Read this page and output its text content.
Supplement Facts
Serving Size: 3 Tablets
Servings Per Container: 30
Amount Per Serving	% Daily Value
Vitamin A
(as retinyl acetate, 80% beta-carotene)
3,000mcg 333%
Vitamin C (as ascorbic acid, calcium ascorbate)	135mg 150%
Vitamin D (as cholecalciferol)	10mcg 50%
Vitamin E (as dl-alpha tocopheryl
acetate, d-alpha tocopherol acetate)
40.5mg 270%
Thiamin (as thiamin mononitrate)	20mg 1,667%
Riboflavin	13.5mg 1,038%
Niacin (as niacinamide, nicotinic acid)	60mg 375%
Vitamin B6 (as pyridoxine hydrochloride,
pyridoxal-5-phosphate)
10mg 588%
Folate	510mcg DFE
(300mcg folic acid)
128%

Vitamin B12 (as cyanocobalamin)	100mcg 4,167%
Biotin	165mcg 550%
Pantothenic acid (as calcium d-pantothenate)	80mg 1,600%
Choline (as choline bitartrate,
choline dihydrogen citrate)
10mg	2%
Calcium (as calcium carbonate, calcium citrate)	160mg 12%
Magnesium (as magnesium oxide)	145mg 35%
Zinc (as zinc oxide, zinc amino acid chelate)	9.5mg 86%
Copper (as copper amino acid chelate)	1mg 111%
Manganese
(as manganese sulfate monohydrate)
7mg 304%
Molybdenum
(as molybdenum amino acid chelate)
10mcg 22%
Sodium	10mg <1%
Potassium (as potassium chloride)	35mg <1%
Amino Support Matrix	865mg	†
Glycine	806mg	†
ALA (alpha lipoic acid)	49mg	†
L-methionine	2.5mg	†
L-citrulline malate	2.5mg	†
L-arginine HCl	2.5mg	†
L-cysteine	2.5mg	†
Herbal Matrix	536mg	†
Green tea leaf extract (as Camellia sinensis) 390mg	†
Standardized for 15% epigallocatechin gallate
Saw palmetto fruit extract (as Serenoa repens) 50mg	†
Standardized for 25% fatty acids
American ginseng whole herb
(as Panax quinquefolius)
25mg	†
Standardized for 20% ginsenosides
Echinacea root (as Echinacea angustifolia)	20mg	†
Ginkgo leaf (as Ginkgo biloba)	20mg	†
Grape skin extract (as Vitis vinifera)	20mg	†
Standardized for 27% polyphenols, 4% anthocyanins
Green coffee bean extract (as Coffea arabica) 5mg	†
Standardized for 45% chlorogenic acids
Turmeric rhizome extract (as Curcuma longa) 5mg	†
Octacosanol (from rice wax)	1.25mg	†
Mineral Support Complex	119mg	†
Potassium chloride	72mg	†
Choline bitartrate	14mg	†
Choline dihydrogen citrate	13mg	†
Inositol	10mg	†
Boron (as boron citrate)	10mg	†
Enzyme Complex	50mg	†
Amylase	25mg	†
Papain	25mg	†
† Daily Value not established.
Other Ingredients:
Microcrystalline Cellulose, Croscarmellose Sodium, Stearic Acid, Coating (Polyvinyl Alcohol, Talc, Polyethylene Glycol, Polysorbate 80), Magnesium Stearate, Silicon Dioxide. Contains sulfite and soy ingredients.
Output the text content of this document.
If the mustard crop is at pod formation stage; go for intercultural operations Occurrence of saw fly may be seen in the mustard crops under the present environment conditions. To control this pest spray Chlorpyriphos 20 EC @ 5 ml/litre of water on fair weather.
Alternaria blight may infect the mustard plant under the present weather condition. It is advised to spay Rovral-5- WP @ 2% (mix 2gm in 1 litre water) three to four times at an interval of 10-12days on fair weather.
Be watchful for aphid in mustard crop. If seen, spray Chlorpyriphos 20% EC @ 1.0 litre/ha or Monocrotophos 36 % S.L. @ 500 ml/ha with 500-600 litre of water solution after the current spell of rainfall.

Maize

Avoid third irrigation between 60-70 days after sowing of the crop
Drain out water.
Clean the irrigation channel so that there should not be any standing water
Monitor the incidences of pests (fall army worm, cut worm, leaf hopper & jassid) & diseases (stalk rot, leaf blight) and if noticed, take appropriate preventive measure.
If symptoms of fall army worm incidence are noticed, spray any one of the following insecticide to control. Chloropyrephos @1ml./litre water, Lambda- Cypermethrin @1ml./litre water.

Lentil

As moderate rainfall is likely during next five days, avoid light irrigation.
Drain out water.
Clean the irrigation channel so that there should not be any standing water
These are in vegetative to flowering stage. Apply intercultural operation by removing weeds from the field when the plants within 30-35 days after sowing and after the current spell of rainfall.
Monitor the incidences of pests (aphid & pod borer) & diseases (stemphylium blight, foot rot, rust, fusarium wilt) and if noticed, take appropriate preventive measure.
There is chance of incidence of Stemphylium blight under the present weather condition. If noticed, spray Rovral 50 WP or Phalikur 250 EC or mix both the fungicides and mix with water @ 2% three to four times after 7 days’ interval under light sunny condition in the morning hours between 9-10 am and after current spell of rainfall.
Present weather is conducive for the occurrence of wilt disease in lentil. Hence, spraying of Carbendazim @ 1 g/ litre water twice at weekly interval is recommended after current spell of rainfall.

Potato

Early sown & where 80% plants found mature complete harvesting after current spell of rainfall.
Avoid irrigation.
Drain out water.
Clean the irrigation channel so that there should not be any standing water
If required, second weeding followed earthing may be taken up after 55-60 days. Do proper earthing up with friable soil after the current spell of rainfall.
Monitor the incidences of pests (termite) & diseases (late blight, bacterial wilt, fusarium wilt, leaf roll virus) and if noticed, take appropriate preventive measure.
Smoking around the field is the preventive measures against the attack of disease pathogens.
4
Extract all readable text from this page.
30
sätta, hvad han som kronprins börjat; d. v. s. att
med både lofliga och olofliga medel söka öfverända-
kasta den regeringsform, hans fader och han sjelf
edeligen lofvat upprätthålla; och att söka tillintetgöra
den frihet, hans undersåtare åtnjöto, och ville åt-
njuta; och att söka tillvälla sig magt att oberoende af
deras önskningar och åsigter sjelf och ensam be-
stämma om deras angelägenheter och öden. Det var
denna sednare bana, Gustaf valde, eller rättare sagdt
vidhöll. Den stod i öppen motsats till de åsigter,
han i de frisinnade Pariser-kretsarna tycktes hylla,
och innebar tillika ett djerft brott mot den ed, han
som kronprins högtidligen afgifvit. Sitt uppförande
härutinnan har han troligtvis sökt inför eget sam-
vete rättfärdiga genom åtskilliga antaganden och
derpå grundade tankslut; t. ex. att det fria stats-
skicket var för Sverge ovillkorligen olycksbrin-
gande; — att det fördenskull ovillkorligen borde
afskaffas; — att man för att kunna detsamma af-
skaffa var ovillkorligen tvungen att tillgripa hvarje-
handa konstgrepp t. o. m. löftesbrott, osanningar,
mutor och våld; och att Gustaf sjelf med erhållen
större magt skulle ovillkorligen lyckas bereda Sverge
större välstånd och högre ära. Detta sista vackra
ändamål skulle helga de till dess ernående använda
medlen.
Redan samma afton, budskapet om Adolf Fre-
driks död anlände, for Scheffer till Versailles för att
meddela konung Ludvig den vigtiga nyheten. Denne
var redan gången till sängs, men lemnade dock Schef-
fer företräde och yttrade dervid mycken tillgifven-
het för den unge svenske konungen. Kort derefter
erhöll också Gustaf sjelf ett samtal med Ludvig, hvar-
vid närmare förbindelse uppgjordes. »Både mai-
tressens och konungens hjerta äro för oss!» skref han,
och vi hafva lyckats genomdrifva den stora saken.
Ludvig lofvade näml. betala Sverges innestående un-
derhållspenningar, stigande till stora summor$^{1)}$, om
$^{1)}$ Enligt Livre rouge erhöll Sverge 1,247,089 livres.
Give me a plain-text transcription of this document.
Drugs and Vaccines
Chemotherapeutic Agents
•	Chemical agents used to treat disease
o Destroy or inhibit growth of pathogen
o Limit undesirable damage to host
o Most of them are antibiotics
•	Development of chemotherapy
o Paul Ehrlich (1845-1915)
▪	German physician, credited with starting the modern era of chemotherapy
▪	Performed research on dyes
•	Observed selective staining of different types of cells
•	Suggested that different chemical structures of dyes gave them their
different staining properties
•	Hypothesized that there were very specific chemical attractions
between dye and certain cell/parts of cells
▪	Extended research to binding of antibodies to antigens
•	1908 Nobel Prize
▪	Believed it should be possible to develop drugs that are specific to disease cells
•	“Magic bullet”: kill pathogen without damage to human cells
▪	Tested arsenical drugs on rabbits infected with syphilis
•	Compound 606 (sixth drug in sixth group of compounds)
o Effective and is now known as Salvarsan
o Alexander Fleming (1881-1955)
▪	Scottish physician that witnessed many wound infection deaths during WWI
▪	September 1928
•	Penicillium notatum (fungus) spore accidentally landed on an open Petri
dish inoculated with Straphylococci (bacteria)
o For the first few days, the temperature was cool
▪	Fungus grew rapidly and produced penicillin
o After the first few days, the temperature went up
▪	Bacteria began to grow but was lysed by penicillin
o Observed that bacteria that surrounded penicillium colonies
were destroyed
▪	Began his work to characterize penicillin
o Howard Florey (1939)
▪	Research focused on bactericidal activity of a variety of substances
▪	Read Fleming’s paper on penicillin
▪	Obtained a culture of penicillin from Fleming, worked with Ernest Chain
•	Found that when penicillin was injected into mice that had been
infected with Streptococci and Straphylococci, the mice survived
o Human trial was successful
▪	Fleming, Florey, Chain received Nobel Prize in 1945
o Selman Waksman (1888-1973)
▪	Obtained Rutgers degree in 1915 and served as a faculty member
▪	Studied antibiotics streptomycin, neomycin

══════════

Your objective
Every line where "staining" appears must be returned from the listing above.

Answer area
•	Observed selective staining of different types of cells
different staining properties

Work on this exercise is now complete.